═══ DATASET CONTENT

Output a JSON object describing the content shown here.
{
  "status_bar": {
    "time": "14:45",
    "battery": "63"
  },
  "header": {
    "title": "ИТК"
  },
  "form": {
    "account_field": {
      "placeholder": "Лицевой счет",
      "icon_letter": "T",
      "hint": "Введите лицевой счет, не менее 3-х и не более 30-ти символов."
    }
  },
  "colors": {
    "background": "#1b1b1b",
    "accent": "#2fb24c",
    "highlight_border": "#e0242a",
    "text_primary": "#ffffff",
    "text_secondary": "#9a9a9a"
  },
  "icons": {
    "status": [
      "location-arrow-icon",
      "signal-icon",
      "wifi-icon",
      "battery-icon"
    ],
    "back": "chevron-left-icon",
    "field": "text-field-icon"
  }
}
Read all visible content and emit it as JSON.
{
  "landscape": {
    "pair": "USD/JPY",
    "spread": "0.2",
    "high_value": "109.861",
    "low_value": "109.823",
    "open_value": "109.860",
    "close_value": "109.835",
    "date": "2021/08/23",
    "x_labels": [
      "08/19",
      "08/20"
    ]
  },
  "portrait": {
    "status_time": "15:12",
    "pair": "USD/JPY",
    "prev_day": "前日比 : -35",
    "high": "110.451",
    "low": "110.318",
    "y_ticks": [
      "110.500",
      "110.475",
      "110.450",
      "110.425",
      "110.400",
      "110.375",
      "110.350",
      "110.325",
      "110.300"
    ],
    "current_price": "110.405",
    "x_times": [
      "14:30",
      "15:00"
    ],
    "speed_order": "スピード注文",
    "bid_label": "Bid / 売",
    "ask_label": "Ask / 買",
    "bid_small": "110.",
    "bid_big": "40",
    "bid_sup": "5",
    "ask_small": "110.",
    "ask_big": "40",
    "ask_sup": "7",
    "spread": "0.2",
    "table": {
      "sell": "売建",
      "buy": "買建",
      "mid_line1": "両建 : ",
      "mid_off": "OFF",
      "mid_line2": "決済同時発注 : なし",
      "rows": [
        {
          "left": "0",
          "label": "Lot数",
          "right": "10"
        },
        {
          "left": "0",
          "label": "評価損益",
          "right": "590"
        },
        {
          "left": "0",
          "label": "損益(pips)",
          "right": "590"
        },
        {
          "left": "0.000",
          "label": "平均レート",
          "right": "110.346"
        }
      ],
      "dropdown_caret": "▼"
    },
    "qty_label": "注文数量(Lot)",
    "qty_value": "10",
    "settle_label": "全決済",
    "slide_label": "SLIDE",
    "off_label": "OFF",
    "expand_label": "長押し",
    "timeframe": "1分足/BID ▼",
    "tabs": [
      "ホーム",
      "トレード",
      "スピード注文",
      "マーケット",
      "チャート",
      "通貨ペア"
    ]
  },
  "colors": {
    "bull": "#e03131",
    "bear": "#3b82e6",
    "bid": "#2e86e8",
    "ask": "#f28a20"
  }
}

══════

PROBLEM DESCRIPTION:
Without changing a word, restate the whole listing.

WORKED ANSWER:
Output a JSON object describing the content shown here.
{
  "status_bar": {
    "time": "14:45",
    "battery": "63"
  },
  "header": {
    "title": "ИТК"
  },
  "form": {
    "account_field": {
      "placeholder": "Лицевой счет",
      "icon_letter": "T",
      "hint": "Введите лицевой счет, не менее 3-х и не более 30-ти символов."
    }
  },
  "colors": {
    "background": "#1b1b1b",
    "accent": "#2fb24c",
    "highlight_border": "#e0242a",
    "text_primary": "#ffffff",
    "text_secondary": "#9a9a9a"
  },
  "icons": {
    "status": [
      "location-arrow-icon",
      "signal-icon",
      "wifi-icon",
      "battery-icon"
    ],
    "back": "chevron-left-icon",
    "field": "text-field-icon"
  }
}
Read all visible content and emit it as JSON.
{
  "landscape": {
    "pair": "USD/JPY",
    "spread": "0.2",
    "high_value": "109.861",
    "low_value": "109.823",
    "open_value": "109.860",
    "close_value": "109.835",
    "date": "2021/08/23",
    "x_labels": [
      "08/19",
      "08/20"
    ]
  },
  "portrait": {
    "status_time": "15:12",
    "pair": "USD/JPY",
    "prev_day": "前日比 : -35",
    "high": "110.451",
    "low": "110.318",
    "y_ticks": [
      "110.500",
      "110.475",
      "110.450",
      "110.425",
      "110.400",
      "110.375",
      "110.350",
      "110.325",
      "110.300"
    ],
    "current_price": "110.405",
    "x_times": [
      "14:30",
      "15:00"
    ],
    "speed_order": "スピード注文",
    "bid_label": "Bid / 売",
    "ask_label": "Ask / 買",
    "bid_small": "110.",
    "bid_big": "40",
    "bid_sup": "5",
    "ask_small": "110.",
    "ask_big": "40",
    "ask_sup": "7",
    "spread": "0.2",
    "table": {
      "sell": "売建",
      "buy": "買建",
      "mid_line1": "両建 : ",
      "mid_off": "OFF",
      "mid_line2": "決済同時発注 : なし",
      "rows": [
        {
          "left": "0",
          "label": "Lot数",
          "right": "10"
        },
        {
          "left": "0",
          "label": "評価損益",
          "right": "590"
        },
        {
          "left": "0",
          "label": "損益(pips)",
          "right": "590"
        },
        {
          "left": "0.000",
          "label": "平均レート",
          "right": "110.346"
        }
      ],
      "dropdown_caret": "▼"
    },
    "qty_label": "注文数量(Lot)",
    "qty_value": "10",
    "settle_label": "全決済",
    "slide_label": "SLIDE",
    "off_label": "OFF",
    "expand_label": "長押し",
    "timeframe": "1分足/BID ▼",
    "tabs": [
      "ホーム",
      "トレード",
      "スピード注文",
      "マーケット",
      "チャート",
      "通貨ペア"
    ]
  },
  "colors": {
    "bull": "#e03131",
    "bear": "#3b82e6",
    "bid": "#2e86e8",
    "ask": "#f28a20"
  }
}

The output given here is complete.